Your goal:
Return all of the data exactly as given.

==============================

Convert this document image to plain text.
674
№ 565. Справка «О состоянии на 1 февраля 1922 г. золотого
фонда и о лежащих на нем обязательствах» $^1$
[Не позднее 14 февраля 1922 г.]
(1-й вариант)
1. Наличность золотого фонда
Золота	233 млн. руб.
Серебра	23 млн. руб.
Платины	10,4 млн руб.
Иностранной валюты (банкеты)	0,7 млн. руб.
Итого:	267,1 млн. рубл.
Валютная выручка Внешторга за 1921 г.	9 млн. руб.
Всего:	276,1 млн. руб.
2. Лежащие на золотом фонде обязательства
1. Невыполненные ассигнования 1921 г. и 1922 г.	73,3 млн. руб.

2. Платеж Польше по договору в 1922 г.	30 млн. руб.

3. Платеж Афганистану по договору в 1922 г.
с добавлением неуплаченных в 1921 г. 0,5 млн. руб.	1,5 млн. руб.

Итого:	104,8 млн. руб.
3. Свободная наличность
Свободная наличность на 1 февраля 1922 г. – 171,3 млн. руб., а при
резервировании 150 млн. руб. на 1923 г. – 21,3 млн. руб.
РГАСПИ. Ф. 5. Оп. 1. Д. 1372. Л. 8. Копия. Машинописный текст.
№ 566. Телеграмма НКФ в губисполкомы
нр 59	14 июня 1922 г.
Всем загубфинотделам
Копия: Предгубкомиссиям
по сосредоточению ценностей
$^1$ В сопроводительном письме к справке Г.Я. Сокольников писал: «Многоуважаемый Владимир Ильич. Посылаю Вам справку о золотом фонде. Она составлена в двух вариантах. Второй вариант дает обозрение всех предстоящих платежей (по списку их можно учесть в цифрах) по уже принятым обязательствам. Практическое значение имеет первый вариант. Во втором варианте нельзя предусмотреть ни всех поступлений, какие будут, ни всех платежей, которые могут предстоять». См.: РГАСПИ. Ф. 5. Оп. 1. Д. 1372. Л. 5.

==============================

Solution to this exercise:
Convert this document image to plain text.
674
№ 565. Справка «О состоянии на 1 февраля 1922 г. золотого
фонда и о лежащих на нем обязательствах» $^1$
[Не позднее 14 февраля 1922 г.]
(1-й вариант)
1. Наличность золотого фонда
Золота	233 млн. руб.
Серебра	23 млн. руб.
Платины	10,4 млн руб.
Иностранной валюты (банкеты)	0,7 млн. руб.
Итого:	267,1 млн. рубл.
Валютная выручка Внешторга за 1921 г.	9 млн. руб.
Всего:	276,1 млн. руб.
2. Лежащие на золотом фонде обязательства
1. Невыполненные ассигнования 1921 г. и 1922 г.	73,3 млн. руб.

2. Платеж Польше по договору в 1922 г.	30 млн. руб.

3. Платеж Афганистану по договору в 1922 г.
с добавлением неуплаченных в 1921 г. 0,5 млн. руб.	1,5 млн. руб.

Итого:	104,8 млн. руб.
3. Свободная наличность
Свободная наличность на 1 февраля 1922 г. – 171,3 млн. руб., а при
резервировании 150 млн. руб. на 1923 г. – 21,3 млн. руб.
РГАСПИ. Ф. 5. Оп. 1. Д. 1372. Л. 8. Копия. Машинописный текст.
№ 566. Телеграмма НКФ в губисполкомы
нр 59	14 июня 1922 г.
Всем загубфинотделам
Копия: Предгубкомиссиям
по сосредоточению ценностей
$^1$ В сопроводительном письме к справке Г.Я. Сокольников писал: «Многоуважаемый Владимир Ильич. Посылаю Вам справку о золотом фонде. Она составлена в двух вариантах. Второй вариант дает обозрение всех предстоящих платежей (по списку их можно учесть в цифрах) по уже принятым обязательствам. Практическое значение имеет первый вариант. Во втором варианте нельзя предусмотреть ни всех поступлений, какие будут, ни всех платежей, которые могут предстоять». См.: РГАСПИ. Ф. 5. Оп. 1. Д. 1372. Л. 5.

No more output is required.